======== PROVIDED RECORDS ========

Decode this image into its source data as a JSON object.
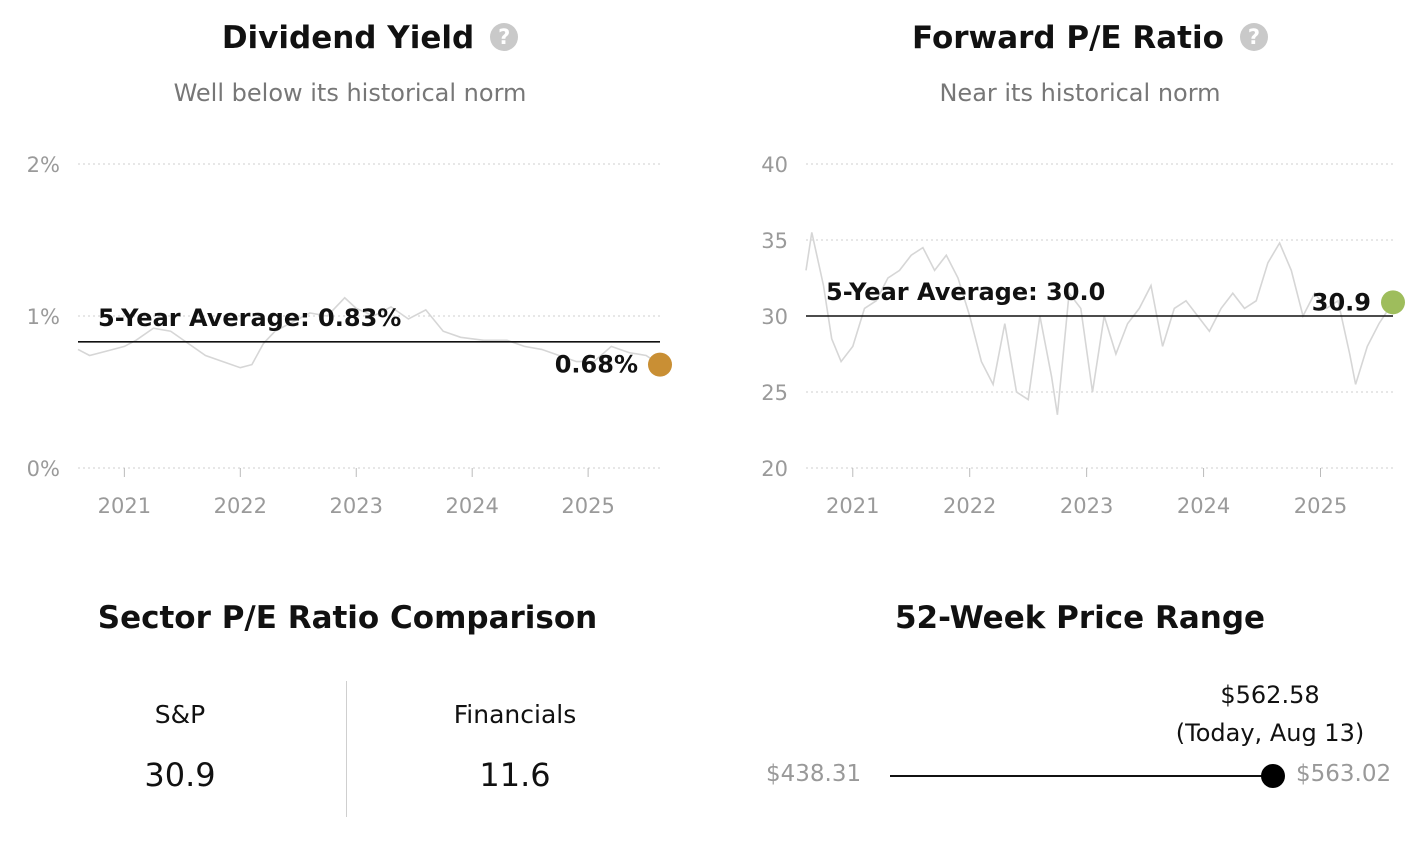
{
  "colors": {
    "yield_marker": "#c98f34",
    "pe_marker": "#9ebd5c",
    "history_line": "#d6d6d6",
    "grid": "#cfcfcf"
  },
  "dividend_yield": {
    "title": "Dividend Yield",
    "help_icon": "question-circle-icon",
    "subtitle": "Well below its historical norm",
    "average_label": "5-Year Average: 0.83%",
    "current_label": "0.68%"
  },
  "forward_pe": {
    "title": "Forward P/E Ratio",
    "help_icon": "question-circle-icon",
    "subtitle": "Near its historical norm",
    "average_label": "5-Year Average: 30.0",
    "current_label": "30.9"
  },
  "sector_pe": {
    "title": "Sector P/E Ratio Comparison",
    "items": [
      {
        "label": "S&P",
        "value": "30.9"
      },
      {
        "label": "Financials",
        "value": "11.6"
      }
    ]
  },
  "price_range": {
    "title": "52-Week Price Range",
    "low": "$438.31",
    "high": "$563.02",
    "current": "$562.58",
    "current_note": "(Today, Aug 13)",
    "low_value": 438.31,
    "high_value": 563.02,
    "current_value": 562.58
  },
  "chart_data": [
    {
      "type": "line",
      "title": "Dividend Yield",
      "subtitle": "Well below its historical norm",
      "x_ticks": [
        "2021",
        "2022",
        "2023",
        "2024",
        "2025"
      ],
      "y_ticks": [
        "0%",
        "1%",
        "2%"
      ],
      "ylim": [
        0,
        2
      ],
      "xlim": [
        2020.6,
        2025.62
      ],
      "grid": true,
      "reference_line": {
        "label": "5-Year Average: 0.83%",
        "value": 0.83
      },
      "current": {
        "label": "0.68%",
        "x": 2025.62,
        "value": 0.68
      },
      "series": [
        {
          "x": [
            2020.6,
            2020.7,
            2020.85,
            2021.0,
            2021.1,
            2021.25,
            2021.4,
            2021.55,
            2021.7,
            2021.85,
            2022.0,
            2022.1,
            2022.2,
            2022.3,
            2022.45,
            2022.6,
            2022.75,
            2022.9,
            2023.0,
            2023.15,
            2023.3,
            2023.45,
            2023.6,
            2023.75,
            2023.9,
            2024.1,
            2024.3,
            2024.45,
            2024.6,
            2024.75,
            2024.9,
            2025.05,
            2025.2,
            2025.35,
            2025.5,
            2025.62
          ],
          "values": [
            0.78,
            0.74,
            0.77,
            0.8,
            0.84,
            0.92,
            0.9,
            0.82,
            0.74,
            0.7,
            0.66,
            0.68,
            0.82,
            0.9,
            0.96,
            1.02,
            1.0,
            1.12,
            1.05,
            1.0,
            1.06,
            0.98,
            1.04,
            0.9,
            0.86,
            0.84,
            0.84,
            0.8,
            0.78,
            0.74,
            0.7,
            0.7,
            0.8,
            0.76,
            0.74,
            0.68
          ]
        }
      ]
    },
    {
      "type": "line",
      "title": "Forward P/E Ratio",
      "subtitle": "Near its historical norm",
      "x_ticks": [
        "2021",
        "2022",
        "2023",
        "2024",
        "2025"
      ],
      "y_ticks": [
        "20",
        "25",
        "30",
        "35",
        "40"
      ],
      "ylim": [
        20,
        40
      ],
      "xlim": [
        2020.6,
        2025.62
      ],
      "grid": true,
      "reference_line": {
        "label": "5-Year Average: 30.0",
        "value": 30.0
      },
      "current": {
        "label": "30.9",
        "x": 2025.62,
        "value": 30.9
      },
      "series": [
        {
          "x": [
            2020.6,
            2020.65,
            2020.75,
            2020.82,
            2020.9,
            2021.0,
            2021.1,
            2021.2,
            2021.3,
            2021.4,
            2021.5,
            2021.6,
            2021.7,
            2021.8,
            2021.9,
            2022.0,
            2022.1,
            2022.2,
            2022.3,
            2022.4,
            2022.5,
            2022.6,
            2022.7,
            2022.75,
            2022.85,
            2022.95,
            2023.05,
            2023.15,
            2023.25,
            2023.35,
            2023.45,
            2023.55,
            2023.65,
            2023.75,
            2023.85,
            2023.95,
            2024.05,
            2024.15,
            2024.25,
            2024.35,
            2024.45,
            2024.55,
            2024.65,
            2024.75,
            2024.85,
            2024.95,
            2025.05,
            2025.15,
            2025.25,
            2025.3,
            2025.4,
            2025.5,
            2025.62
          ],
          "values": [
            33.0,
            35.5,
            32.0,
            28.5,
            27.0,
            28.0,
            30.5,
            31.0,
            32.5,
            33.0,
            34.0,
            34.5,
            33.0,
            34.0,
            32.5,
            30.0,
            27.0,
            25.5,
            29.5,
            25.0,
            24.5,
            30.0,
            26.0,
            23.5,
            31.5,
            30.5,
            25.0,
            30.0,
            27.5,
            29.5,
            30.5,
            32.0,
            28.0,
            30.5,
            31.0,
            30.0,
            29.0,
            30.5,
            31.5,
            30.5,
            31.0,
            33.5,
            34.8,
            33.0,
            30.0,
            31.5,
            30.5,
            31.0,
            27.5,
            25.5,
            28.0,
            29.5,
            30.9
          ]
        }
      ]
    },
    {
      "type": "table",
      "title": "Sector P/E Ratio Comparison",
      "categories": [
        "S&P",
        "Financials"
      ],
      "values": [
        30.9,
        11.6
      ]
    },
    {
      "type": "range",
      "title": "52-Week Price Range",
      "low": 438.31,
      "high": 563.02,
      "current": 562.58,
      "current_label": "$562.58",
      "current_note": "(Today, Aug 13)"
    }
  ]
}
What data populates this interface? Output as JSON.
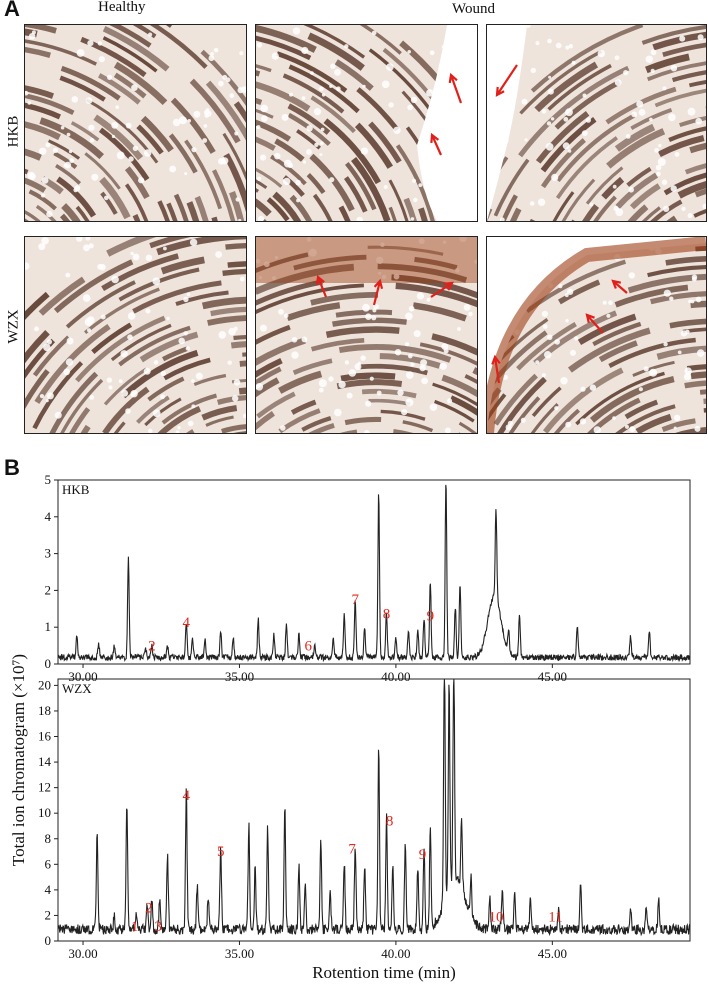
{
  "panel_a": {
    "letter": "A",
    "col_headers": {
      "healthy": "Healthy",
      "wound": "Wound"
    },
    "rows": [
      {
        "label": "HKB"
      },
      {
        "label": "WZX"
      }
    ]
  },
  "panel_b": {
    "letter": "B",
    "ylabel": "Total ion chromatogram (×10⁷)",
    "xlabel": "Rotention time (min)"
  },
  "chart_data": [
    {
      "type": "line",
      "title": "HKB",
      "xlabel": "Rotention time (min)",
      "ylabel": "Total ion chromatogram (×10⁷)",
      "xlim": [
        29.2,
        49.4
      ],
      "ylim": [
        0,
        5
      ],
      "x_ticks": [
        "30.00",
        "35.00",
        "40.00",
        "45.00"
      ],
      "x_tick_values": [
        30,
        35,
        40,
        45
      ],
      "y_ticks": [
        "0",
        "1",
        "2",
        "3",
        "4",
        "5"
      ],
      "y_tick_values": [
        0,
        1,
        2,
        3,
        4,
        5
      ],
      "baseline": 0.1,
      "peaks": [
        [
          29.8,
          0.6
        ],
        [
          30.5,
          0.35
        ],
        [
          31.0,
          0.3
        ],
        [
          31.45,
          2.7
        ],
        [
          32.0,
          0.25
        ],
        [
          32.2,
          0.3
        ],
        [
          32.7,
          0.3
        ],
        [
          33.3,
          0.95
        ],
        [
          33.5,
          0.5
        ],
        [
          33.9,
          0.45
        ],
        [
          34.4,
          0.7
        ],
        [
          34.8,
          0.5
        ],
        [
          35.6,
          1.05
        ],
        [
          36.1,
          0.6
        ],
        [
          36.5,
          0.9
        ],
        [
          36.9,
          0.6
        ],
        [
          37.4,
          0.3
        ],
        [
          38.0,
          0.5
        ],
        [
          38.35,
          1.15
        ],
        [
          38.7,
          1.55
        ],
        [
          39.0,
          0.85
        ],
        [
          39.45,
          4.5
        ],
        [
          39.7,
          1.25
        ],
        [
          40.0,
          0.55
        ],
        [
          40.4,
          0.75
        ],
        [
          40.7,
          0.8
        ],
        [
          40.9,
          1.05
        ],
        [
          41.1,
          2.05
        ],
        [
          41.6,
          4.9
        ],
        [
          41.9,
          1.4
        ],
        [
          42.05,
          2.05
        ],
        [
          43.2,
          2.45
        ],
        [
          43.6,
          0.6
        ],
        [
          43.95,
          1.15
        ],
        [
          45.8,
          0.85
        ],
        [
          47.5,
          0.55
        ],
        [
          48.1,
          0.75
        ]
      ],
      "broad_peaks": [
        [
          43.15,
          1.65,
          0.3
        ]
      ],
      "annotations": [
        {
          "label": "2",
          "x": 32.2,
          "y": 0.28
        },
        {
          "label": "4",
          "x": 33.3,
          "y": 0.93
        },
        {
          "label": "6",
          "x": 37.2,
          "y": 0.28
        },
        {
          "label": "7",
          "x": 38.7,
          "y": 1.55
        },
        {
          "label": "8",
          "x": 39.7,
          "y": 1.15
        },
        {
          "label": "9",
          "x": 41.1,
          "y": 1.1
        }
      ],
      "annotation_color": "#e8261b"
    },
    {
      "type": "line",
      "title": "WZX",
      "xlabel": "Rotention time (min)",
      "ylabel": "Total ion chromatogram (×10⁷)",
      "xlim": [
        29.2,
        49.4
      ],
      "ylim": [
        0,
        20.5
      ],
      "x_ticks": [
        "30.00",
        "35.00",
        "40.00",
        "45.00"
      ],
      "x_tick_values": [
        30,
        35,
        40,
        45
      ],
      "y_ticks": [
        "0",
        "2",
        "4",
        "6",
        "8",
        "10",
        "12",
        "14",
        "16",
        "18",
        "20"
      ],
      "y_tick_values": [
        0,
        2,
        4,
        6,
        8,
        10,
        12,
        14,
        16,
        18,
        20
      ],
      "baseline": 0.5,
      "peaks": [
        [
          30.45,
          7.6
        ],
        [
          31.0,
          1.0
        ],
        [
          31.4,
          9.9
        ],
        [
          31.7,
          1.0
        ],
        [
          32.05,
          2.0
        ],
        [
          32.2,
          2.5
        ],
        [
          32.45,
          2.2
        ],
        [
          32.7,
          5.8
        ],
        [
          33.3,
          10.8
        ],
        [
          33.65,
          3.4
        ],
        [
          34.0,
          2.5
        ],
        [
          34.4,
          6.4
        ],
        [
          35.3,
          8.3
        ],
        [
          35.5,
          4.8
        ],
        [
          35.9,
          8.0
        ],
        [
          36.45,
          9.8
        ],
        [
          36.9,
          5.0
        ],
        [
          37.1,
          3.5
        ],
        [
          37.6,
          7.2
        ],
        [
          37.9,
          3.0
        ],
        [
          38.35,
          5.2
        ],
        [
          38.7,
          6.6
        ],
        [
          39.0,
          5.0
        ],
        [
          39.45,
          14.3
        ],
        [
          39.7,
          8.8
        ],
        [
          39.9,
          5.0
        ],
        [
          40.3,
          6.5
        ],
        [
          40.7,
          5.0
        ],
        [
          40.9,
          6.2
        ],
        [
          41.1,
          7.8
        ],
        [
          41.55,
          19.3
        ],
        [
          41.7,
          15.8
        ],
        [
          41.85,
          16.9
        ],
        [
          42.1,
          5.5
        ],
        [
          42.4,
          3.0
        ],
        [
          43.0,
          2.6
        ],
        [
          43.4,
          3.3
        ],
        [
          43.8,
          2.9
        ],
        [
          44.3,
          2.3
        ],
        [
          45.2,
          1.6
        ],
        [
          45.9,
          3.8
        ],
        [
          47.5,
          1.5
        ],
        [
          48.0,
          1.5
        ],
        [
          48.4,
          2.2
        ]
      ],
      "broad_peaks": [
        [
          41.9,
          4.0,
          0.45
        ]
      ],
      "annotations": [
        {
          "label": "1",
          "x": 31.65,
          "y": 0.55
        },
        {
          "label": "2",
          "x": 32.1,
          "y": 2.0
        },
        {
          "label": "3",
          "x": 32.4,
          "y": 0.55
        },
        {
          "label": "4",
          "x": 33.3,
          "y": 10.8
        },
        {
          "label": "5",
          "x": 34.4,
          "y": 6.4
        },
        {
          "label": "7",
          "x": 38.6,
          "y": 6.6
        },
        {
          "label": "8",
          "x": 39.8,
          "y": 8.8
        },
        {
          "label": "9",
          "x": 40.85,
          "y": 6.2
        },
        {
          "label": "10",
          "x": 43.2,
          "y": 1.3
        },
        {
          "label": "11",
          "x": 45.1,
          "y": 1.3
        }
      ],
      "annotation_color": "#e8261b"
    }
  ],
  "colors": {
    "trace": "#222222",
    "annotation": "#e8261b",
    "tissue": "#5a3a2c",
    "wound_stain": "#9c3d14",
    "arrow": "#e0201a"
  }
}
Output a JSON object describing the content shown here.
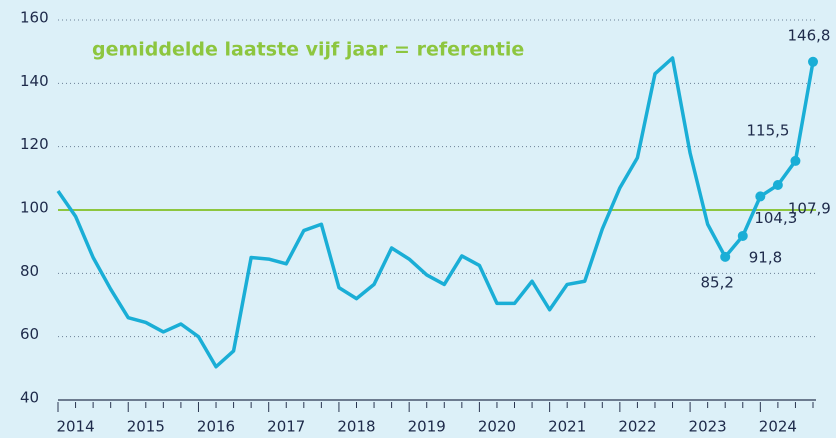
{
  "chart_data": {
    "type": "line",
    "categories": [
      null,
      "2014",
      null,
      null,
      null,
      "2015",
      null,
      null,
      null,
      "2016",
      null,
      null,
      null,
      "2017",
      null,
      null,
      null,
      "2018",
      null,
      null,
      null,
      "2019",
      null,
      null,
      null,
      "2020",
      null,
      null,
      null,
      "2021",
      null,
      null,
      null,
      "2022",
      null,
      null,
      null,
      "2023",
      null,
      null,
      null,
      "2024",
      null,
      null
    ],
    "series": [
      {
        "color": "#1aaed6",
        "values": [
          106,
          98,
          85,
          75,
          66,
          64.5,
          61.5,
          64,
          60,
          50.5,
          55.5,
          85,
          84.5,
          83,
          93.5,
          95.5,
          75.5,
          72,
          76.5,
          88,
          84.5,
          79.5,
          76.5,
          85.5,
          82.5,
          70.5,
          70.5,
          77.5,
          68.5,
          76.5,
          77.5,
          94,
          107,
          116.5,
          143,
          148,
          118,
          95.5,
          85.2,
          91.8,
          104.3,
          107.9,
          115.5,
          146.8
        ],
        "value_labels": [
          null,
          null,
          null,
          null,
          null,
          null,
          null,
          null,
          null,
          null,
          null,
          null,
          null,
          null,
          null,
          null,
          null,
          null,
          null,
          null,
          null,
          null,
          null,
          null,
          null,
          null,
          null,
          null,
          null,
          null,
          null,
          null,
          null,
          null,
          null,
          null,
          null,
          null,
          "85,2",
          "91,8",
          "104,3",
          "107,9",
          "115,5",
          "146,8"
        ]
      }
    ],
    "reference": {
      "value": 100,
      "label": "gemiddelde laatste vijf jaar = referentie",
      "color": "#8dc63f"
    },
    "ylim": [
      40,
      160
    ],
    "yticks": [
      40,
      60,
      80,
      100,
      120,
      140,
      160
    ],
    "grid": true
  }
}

========

▶ WORK TO BE COMPLETED: In the entries above, count each line that holds "object". Give the total and nothing else.

▶ RESULT FOR THIS EXERCISE: 2